GIVEN TASK:
Reproduce the material verbatim, beginning at the line that contains "List every element" and stopping after the line that contains "share-icon[interactable]: ▽: [892, 437, 898, 446]".

DATA EXTRACT:
(begin)

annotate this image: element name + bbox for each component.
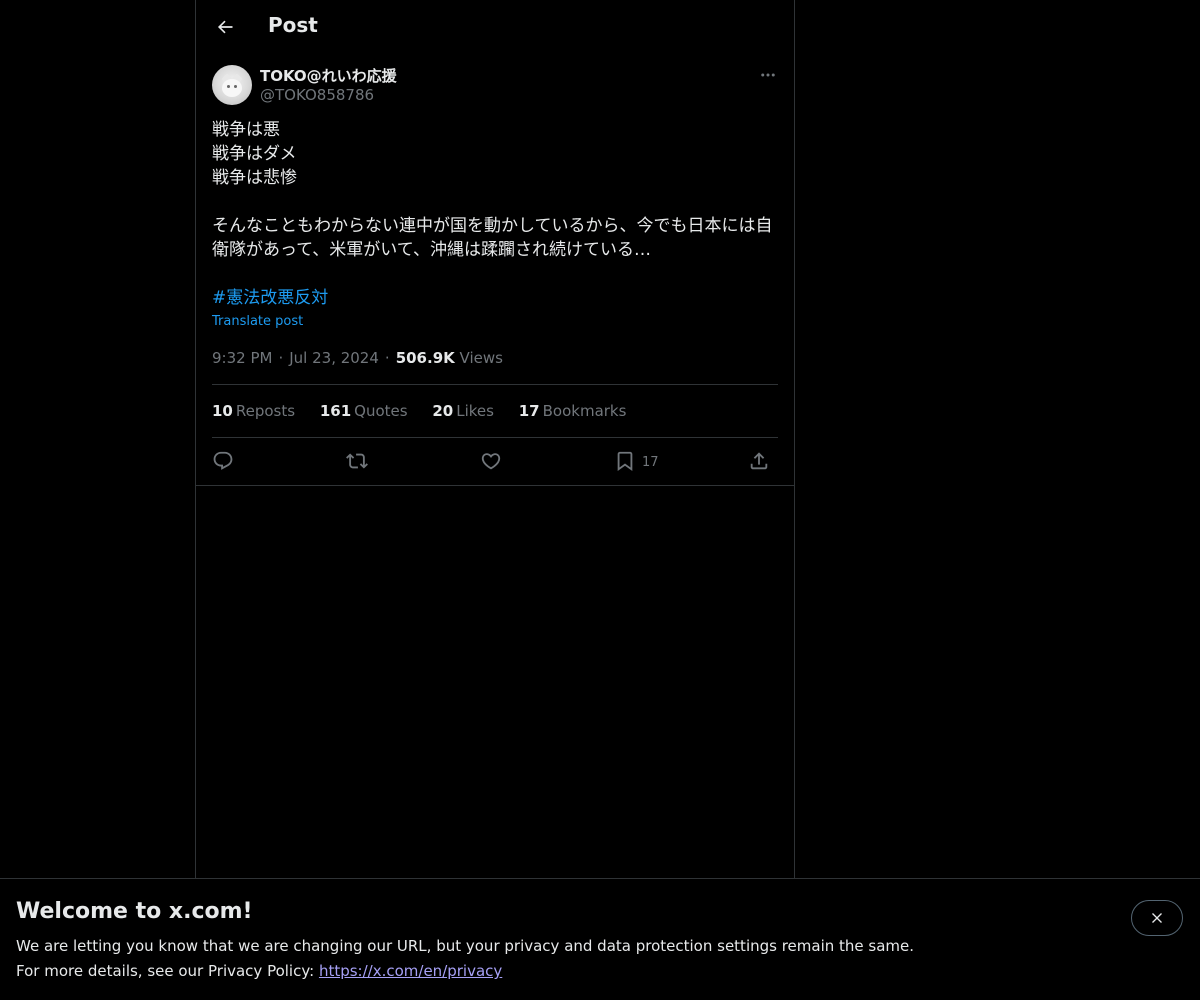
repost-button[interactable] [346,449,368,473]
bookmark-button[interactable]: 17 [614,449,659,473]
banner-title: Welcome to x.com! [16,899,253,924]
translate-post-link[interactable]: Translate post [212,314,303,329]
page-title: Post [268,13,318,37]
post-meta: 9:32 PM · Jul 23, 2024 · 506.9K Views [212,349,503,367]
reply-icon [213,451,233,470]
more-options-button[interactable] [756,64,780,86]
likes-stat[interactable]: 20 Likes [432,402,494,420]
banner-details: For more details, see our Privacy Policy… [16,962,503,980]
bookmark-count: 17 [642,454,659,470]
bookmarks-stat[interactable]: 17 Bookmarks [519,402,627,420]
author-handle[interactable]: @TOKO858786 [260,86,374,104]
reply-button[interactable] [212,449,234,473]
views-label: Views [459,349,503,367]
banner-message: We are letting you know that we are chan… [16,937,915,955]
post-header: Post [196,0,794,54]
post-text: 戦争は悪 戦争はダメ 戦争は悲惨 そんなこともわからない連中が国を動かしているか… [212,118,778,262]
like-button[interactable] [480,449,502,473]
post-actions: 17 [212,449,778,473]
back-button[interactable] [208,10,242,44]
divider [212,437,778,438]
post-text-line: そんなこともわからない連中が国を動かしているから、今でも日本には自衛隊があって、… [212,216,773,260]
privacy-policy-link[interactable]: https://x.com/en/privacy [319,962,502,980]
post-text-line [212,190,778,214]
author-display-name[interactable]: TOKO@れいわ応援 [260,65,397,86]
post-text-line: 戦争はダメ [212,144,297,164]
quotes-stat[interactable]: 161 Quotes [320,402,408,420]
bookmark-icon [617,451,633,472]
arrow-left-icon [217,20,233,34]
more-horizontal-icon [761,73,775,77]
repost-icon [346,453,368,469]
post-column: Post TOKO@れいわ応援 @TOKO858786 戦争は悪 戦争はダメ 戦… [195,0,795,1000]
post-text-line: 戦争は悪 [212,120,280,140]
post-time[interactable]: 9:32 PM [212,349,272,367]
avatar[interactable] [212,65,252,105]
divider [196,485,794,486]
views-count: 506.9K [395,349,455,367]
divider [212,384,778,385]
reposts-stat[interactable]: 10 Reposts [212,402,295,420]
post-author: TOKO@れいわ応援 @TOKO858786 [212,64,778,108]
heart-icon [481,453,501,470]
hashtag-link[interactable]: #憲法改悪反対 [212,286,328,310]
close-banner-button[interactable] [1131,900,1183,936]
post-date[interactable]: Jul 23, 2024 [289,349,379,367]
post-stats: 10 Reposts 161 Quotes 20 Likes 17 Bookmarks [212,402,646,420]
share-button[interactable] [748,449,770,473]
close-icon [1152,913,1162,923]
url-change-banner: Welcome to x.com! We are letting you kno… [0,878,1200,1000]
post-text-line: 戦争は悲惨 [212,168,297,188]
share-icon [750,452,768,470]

(end)
(begin)

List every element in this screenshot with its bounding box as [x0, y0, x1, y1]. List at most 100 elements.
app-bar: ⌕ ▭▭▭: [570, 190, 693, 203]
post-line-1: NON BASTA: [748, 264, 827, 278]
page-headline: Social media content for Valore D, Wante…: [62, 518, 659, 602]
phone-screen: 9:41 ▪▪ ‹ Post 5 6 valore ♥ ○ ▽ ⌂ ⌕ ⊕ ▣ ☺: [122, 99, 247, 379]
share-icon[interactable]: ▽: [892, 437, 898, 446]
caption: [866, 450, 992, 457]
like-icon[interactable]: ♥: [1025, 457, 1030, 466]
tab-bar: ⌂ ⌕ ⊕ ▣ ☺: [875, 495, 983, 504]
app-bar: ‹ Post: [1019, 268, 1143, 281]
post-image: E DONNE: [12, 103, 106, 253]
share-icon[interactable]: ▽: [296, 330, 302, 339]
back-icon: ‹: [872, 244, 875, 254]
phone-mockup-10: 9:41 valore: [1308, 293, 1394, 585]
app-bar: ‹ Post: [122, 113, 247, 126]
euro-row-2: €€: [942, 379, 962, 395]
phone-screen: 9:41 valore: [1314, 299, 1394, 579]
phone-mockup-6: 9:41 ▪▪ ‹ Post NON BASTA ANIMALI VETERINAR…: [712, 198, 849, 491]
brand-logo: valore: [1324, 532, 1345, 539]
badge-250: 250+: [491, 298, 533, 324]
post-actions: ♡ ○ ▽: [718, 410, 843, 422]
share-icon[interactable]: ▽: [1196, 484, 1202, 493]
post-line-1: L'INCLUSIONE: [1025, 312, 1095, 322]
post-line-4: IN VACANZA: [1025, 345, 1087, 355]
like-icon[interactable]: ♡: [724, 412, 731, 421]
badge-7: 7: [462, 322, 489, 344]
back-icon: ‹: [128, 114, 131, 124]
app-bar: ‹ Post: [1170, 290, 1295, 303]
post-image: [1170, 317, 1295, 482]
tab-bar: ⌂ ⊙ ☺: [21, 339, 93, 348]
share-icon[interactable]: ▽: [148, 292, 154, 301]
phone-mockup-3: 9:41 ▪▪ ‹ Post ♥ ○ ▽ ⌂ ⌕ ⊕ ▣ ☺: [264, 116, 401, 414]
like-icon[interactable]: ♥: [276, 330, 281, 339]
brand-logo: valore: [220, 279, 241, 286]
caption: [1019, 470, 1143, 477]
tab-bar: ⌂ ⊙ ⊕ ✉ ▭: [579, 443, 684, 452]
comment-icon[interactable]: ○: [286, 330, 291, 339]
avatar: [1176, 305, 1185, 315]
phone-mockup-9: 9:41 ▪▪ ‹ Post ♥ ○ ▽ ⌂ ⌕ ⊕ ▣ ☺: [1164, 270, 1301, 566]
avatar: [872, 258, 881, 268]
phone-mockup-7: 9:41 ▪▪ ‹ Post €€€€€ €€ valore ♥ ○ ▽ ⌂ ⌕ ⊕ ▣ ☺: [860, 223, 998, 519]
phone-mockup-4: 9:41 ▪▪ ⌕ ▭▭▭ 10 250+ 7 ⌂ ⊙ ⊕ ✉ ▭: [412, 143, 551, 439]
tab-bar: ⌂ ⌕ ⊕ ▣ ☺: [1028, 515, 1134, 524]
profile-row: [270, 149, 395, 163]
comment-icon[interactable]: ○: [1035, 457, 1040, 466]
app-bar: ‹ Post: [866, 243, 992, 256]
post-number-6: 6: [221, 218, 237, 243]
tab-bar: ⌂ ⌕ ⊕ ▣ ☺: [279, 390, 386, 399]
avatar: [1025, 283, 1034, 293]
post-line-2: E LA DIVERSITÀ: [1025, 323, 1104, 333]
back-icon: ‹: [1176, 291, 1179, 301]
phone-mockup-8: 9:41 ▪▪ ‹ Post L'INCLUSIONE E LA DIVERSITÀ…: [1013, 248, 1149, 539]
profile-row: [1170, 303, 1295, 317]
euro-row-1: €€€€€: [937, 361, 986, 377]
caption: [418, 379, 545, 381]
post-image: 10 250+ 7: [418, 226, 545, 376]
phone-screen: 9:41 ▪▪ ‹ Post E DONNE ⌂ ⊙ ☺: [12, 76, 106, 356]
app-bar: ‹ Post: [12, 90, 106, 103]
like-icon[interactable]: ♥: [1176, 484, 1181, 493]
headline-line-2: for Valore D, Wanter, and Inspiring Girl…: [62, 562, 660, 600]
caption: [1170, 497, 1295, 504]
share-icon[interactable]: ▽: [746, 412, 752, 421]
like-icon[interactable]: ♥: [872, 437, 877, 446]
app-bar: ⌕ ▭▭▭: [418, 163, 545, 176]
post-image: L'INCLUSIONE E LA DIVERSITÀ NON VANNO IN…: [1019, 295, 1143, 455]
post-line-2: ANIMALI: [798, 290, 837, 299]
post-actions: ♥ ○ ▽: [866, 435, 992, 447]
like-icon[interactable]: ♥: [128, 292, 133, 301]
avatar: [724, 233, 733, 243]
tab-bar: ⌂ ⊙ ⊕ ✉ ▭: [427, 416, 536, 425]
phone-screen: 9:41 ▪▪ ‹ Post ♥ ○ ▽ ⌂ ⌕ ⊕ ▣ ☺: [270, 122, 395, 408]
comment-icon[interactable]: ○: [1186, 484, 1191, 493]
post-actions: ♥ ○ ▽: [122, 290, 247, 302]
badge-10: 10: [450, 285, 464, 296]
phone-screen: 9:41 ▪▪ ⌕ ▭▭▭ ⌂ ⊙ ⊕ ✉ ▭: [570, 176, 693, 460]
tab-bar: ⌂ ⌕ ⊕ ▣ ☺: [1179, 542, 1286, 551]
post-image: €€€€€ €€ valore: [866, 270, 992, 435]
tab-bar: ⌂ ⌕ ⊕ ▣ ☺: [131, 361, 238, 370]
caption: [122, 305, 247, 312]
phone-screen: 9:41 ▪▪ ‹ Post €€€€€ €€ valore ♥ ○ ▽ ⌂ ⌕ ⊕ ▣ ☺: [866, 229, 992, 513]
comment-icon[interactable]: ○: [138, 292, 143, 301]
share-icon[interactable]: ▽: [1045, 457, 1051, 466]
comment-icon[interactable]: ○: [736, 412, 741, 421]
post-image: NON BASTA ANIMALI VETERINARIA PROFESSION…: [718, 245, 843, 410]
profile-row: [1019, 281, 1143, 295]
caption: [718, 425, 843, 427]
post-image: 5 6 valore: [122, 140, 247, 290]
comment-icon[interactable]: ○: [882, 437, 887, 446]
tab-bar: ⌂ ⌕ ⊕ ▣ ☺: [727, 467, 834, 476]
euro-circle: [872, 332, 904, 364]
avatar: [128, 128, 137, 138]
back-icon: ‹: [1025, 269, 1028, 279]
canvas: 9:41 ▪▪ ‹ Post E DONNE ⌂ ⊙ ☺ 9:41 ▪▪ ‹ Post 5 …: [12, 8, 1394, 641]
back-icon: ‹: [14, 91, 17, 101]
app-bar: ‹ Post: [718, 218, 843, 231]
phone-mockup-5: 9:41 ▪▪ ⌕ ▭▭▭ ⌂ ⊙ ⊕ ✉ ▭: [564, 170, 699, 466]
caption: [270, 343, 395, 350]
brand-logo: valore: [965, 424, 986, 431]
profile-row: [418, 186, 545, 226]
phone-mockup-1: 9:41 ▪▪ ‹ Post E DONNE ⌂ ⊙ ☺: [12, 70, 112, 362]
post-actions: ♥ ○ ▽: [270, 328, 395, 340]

(end)

SOLVED EXERCISE:
List every element in this screenshot with its bounding box as [x0, y0, x1, y1]. List at most 100 elements.
app-bar: ⌕ ▭▭▭: [570, 190, 693, 203]
post-line-1: NON BASTA: [748, 264, 827, 278]
page-headline: Social media content for Valore D, Wante…: [62, 518, 659, 602]
phone-screen: 9:41 ▪▪ ‹ Post 5 6 valore ♥ ○ ▽ ⌂ ⌕ ⊕ ▣ ☺: [122, 99, 247, 379]
share-icon[interactable]: ▽: [892, 437, 898, 446]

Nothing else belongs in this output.